** EXTRACT TO READ **

>> start

# G-Plus Brush Barrel Holders ???



## DR. SLOTZ (May 25, 2015)

I think theres a nation wide back order on these. Jag has none. Slot car central is out and Ebay has nothing. I'm talking about Armature Brush Barrel Holders. I can get the LL M-Chassis ones to work but cant find them either, Any Ideas Guys ??


----------



## RiderZ (Feb 19, 2007)

Been a bunch of cheap G Plus chassis on eBay here lately.A lot of nice little use ones.


----------



## Piz (Apr 22, 2002)

These ?http://www.ebay.com/itm/72pc-Aurora...hash=item5d3cf11ce0:m:mzukCdLTKjwH0JvceWPaCCQ


----------



## Piz (Apr 22, 2002)

http://www.ebay.com/itm/12pr-AFX-G-...arrels-8892-/161001401262?hash=item257c6e6bae


----------



## Dushkwoneshe (Apr 27, 2012)

.
I think he wants the barrel holder*/*shoe connector piece... #8891...

John
.


----------



## sjracer (May 25, 2008)

Nah,can't be that piece because the M chassis doesn't have that piece. He wants those and it looks like slotcarcentral now has them.


----------



## Dushkwoneshe (Apr 27, 2012)

>> end

** DATA PROVIDED **
>> start

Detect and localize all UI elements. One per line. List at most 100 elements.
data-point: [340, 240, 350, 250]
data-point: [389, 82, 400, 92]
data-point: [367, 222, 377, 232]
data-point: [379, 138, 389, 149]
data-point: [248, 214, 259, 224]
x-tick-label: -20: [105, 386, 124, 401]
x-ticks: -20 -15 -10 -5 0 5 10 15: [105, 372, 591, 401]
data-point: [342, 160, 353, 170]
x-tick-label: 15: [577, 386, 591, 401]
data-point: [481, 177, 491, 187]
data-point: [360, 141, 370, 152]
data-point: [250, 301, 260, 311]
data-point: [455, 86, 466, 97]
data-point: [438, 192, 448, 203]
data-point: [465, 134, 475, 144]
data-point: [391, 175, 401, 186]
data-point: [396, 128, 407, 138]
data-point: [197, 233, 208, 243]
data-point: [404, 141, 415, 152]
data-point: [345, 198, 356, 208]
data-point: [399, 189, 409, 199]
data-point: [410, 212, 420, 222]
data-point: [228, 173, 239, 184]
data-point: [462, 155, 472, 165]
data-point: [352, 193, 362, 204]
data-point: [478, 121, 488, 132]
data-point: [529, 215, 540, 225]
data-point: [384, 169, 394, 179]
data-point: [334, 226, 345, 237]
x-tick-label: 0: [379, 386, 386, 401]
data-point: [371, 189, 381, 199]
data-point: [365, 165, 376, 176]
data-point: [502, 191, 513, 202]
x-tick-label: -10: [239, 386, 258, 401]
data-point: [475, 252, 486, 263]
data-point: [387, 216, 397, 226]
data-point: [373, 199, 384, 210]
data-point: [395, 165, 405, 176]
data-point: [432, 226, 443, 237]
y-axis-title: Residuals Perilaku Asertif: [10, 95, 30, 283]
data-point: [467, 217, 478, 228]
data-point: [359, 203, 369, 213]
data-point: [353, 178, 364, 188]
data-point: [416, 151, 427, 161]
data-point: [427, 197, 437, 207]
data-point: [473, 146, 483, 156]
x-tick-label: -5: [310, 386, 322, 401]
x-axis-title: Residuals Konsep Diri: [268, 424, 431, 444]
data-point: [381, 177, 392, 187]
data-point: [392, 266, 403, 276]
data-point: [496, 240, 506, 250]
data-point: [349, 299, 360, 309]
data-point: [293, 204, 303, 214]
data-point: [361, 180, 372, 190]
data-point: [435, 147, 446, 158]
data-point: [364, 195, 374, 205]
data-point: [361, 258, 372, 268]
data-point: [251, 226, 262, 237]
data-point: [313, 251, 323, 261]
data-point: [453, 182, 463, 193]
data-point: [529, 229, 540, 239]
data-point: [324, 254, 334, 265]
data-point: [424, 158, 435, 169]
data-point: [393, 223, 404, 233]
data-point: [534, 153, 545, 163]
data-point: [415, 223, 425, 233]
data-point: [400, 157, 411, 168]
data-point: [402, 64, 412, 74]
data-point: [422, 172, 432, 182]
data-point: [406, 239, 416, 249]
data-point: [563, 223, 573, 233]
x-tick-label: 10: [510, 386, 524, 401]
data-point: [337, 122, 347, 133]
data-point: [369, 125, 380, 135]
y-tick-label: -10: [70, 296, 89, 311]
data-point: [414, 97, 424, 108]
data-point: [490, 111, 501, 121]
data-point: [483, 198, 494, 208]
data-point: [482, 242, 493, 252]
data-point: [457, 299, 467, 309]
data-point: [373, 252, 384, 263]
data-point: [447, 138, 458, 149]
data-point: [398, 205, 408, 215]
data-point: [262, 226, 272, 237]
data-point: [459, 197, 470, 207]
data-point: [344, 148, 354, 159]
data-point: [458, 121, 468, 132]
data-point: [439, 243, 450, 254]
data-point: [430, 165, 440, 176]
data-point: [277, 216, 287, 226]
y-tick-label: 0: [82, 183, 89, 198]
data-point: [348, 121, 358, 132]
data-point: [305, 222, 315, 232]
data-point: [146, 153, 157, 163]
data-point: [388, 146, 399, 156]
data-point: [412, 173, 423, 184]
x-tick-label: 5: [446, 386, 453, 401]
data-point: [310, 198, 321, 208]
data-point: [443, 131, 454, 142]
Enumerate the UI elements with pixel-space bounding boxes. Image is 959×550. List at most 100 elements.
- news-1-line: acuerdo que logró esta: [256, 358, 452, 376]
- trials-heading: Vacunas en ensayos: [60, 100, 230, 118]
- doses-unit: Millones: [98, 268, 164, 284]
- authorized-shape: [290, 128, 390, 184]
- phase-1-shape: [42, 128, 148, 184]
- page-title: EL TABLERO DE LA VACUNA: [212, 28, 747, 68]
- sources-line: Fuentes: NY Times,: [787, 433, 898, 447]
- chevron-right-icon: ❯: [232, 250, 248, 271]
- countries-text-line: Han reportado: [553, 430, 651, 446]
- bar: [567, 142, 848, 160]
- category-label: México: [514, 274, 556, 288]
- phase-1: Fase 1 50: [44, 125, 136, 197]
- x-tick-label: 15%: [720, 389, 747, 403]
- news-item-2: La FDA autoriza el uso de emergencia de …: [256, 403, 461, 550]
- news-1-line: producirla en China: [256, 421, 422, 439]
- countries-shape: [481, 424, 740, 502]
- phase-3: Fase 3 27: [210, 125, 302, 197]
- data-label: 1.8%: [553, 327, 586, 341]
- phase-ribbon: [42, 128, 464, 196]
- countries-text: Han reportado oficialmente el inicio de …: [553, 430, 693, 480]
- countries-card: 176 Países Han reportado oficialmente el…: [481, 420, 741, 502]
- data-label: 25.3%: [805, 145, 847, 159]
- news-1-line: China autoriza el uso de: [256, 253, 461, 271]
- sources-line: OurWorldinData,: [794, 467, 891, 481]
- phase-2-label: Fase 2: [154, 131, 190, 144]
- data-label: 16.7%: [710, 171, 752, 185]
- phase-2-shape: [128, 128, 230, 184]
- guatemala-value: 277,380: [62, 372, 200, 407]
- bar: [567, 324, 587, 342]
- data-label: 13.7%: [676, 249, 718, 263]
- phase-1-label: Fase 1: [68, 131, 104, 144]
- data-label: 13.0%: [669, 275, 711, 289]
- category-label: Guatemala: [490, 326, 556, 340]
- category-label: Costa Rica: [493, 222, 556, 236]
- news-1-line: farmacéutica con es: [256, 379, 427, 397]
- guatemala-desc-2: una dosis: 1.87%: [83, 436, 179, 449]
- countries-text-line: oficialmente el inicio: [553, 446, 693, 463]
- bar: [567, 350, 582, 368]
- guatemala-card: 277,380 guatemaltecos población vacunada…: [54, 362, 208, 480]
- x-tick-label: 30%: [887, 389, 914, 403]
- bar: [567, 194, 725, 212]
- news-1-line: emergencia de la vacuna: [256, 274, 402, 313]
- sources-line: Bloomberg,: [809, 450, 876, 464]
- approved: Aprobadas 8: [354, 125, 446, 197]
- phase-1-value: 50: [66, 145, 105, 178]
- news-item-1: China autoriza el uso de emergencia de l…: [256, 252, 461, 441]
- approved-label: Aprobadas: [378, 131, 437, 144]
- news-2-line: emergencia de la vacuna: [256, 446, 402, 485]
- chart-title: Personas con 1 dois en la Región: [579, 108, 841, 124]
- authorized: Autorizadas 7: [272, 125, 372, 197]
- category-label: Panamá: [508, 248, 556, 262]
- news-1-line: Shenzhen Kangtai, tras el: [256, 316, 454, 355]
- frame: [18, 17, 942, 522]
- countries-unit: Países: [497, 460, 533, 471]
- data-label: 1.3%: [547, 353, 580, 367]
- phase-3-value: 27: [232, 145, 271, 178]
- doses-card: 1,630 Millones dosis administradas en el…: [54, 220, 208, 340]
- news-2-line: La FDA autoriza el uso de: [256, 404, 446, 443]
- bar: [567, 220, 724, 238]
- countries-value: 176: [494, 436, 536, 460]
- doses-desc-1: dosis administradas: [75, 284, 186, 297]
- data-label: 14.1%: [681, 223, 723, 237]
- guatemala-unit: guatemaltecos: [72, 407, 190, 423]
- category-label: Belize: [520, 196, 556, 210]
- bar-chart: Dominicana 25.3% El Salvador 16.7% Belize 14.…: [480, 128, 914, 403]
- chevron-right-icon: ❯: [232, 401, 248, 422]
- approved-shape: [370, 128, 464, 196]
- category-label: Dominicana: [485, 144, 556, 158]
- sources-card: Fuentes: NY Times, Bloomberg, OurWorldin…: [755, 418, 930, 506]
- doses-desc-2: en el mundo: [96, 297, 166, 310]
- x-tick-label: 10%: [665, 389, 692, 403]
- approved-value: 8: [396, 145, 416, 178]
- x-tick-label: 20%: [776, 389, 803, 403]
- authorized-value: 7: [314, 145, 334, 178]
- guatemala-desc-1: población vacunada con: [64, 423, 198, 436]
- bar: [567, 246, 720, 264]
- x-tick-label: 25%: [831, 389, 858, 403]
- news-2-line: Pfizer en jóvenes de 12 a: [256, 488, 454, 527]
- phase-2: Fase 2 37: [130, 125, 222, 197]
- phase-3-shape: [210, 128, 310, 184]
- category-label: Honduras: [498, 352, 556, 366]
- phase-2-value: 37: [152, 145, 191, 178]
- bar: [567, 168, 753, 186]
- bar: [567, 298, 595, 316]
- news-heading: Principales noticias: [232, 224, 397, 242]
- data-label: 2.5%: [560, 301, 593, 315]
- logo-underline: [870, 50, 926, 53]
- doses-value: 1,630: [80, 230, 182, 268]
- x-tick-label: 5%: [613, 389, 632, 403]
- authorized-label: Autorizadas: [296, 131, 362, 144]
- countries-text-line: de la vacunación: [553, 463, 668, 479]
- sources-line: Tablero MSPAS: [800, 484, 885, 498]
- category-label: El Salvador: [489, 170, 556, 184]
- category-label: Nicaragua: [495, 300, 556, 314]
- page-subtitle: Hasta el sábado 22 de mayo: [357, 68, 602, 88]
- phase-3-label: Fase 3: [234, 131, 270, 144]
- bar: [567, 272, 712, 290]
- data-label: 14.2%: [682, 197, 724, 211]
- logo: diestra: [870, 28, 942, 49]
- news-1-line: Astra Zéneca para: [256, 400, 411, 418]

>> end
>> start

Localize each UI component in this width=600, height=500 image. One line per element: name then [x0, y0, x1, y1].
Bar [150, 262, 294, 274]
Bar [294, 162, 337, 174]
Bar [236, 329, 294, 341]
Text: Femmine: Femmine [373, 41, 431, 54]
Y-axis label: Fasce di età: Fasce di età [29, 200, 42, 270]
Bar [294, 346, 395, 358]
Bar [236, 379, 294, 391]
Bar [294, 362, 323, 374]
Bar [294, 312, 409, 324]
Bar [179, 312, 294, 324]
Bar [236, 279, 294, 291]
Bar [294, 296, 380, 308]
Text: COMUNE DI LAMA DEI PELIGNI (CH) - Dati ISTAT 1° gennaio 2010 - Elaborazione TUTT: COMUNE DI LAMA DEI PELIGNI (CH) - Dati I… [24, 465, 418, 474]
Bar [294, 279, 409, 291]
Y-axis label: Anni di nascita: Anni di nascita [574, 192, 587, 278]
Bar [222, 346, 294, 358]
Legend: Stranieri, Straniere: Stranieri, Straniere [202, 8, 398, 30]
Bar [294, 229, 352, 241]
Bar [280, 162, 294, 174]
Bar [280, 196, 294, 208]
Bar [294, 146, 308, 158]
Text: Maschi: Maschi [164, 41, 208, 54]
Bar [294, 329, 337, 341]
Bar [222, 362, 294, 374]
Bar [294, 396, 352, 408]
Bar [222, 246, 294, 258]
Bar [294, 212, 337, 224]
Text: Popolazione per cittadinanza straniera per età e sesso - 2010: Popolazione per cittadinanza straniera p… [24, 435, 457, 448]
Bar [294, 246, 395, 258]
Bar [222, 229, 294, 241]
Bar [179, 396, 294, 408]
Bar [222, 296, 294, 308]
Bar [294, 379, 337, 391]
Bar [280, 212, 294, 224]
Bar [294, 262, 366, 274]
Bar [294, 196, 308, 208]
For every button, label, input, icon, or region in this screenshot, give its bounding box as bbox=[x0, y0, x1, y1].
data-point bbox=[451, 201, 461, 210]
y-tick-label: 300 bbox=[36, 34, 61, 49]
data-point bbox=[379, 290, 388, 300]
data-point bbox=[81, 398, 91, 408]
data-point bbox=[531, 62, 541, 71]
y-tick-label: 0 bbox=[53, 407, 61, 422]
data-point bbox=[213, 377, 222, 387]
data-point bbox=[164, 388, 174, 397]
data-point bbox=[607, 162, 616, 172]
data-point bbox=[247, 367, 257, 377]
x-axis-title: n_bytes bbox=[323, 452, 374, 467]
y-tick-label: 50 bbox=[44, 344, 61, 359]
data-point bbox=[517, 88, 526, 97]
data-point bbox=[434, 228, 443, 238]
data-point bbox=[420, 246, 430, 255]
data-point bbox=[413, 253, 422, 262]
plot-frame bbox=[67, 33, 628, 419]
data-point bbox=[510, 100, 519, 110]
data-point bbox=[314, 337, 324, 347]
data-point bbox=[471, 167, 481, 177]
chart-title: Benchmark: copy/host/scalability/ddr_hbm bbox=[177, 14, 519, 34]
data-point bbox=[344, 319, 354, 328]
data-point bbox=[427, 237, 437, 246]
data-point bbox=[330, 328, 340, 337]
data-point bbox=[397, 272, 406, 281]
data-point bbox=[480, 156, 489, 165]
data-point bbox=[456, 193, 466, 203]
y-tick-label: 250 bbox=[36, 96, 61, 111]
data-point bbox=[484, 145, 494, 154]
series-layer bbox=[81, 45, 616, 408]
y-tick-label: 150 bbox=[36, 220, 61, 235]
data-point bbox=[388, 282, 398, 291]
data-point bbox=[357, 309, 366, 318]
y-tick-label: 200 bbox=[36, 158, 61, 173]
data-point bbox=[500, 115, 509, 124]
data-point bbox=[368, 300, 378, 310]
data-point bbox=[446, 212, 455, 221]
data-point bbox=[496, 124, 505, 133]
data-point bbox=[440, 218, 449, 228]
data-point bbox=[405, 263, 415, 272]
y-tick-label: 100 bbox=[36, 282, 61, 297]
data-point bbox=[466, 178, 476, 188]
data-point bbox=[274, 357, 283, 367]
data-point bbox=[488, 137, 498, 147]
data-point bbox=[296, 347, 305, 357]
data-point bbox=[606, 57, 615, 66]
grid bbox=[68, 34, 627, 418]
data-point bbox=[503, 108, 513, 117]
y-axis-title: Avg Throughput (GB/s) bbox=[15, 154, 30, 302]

>> end

** SET TASKS **
**A.** According to the forum thread on G-Plus brush barrel holders, what part number does Dushkwoneshe give for the barrel holder/shoe connector piece?
**B.** Summarize the forum thread on G-Plus brush barrel holders in two sentences.
**C.** Supply the next part of the forum thread on G-Plus brush barrel holders, picking up after its last line.

** THE ANSWERS **
**A.** #8891

**B.** DR. SLOTZ suspects a nationwide back order on armature brush barrel holders, since Jag has none, Slot car central is out and eBay has nothing, and the LL M-Chassis ones that would also work cannot be found either. In reply, RiderZ points to cheap G Plus chassis on eBay, Piz posts eBay links, and Dushkwoneshe suggests the #8891 barrel holder/shoe connector piece, while sjracer rejects that because the M chassis lacks that piece and says slotcarcentral now appears to have the parts.

**C.**
sjracer said:


> ...Nah,can't be that piece because the M chassis doesn't have that piece...


.
My mistake... Memory Lane in me brain is kinda over-grown with vines... *Brush Barrel Holder* has me confused, though...

We'll know for sure when the DR*.* is in..
.


----------



## DR. SLOTZ (May 25, 2015)

Yes,the Barrel Holder/Shoe Connectors. I got Greedy selling a bunch of mine on Ebay for $17.00 a pair. Hows that saying go " What goes around .......


----------



## Piz (Apr 22, 2002)

How manybr u looking for ? I have a stash , had no idea they were so valuable


----------



## rdm95 (May 8, 2008)

I have a ton of them.. they're used, but there's nothing wrong with them..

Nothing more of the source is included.